What the task asks:
Find the lines that hold "TradingView". Report only how many there are.

________________________________________

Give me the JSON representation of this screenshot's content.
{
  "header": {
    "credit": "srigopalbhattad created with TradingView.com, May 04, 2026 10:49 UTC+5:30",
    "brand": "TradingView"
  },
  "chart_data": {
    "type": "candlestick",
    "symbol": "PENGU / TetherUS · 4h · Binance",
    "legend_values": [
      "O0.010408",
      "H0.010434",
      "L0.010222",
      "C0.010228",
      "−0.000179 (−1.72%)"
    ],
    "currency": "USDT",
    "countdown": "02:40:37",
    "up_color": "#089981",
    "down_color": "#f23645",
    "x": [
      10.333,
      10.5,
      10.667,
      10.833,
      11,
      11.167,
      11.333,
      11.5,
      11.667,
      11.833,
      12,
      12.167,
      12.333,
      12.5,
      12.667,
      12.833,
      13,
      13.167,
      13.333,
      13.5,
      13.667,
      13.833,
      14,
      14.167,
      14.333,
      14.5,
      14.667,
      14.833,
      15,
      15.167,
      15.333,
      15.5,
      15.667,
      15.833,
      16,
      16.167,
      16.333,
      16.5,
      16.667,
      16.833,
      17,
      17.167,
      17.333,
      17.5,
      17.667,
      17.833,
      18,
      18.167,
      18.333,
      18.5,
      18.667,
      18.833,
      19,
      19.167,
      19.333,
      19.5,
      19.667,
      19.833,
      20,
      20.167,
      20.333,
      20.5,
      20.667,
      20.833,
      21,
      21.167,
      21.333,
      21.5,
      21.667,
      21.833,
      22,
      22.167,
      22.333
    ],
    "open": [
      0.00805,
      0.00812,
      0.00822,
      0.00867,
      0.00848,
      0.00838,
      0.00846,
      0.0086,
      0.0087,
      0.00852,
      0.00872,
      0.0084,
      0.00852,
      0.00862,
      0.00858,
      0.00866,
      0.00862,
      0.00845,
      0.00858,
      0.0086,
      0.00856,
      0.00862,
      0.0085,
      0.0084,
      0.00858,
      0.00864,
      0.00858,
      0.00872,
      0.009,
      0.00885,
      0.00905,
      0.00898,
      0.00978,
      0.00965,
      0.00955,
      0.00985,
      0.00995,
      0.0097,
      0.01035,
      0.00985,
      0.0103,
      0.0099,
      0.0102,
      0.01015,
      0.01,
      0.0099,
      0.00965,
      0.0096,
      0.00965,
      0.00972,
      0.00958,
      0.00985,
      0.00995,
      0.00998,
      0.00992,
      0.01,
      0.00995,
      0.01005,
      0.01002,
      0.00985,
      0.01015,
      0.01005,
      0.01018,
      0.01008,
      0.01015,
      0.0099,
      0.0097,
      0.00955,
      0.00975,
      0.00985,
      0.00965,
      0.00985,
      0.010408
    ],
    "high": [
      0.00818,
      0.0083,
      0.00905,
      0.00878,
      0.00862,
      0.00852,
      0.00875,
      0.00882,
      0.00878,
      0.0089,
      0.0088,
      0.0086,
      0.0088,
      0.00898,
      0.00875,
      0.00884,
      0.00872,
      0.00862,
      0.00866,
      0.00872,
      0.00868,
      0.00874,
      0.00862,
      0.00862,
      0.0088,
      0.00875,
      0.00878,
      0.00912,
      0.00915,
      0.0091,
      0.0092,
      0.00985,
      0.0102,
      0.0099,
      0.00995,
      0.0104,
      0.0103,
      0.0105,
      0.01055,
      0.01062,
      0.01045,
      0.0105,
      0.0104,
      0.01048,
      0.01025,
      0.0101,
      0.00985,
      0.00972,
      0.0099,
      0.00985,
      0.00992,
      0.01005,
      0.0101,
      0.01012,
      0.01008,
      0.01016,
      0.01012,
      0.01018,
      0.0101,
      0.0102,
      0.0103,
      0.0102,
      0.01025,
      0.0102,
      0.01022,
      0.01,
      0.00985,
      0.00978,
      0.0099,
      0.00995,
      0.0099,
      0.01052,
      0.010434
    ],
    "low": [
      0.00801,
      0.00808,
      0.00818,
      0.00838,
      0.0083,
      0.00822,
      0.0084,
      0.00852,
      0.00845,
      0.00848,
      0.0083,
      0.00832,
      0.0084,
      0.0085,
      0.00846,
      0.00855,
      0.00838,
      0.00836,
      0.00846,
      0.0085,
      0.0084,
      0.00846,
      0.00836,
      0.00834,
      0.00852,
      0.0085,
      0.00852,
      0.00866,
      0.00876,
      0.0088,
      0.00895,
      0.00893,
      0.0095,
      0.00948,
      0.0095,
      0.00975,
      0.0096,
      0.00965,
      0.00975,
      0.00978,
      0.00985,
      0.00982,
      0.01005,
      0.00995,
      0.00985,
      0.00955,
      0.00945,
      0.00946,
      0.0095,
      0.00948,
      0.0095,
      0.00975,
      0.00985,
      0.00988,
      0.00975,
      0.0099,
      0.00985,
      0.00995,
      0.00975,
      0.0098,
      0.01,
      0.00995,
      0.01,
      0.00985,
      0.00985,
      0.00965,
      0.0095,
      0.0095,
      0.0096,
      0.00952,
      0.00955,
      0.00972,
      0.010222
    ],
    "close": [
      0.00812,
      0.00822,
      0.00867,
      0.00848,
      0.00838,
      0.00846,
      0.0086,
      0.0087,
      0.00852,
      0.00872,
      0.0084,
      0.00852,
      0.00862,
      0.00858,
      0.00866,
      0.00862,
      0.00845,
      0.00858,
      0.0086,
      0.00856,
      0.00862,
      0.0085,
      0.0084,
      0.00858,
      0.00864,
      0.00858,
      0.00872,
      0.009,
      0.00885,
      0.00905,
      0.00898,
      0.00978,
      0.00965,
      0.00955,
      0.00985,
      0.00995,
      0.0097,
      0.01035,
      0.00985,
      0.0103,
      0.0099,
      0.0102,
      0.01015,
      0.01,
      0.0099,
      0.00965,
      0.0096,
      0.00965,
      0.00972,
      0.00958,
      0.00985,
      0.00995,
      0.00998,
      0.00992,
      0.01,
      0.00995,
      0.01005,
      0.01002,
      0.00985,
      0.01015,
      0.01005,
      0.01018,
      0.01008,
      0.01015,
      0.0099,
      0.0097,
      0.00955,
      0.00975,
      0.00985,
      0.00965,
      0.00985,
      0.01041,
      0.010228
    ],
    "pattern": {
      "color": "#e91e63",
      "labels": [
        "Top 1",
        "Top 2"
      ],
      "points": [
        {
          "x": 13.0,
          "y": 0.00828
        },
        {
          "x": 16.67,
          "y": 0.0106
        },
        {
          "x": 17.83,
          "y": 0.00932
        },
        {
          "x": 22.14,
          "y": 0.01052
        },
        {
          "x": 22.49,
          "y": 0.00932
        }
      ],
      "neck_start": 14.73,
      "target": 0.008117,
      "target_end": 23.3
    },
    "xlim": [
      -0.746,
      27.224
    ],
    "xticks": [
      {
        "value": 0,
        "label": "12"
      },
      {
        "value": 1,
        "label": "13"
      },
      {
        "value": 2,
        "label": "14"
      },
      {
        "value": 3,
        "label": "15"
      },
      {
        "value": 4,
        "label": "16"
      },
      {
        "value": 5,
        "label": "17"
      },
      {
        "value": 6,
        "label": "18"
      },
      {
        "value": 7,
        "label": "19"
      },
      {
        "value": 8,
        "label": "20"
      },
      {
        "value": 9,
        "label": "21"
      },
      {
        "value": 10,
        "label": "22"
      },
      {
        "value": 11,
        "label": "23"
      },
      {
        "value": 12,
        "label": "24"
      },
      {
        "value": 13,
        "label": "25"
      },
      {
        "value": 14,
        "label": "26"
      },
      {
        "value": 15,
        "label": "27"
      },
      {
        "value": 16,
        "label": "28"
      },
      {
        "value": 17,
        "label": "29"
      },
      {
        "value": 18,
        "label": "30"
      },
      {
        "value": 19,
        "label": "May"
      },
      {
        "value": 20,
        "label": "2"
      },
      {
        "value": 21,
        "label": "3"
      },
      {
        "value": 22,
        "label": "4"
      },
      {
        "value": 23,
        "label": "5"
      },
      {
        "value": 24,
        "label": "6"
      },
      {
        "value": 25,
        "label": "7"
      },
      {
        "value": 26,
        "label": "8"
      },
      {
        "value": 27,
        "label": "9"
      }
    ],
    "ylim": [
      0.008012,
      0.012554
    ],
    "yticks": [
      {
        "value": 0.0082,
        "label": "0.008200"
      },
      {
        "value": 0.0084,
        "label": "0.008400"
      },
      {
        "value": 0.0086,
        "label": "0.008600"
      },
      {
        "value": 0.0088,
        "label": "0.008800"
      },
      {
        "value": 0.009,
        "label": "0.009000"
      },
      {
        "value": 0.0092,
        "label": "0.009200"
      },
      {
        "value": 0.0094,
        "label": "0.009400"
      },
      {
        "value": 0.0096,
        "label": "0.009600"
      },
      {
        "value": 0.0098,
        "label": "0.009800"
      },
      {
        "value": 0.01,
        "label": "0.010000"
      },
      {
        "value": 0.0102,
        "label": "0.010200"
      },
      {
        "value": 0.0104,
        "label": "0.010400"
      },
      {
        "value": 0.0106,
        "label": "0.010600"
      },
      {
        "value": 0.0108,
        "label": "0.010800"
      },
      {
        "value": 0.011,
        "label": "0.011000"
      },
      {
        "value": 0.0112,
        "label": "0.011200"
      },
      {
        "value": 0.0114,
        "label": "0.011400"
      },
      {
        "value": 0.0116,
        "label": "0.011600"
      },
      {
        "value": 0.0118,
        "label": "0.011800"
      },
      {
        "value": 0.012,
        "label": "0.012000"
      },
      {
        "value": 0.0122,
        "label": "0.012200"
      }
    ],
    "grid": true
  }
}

________________________________________

Response for this exercise:
2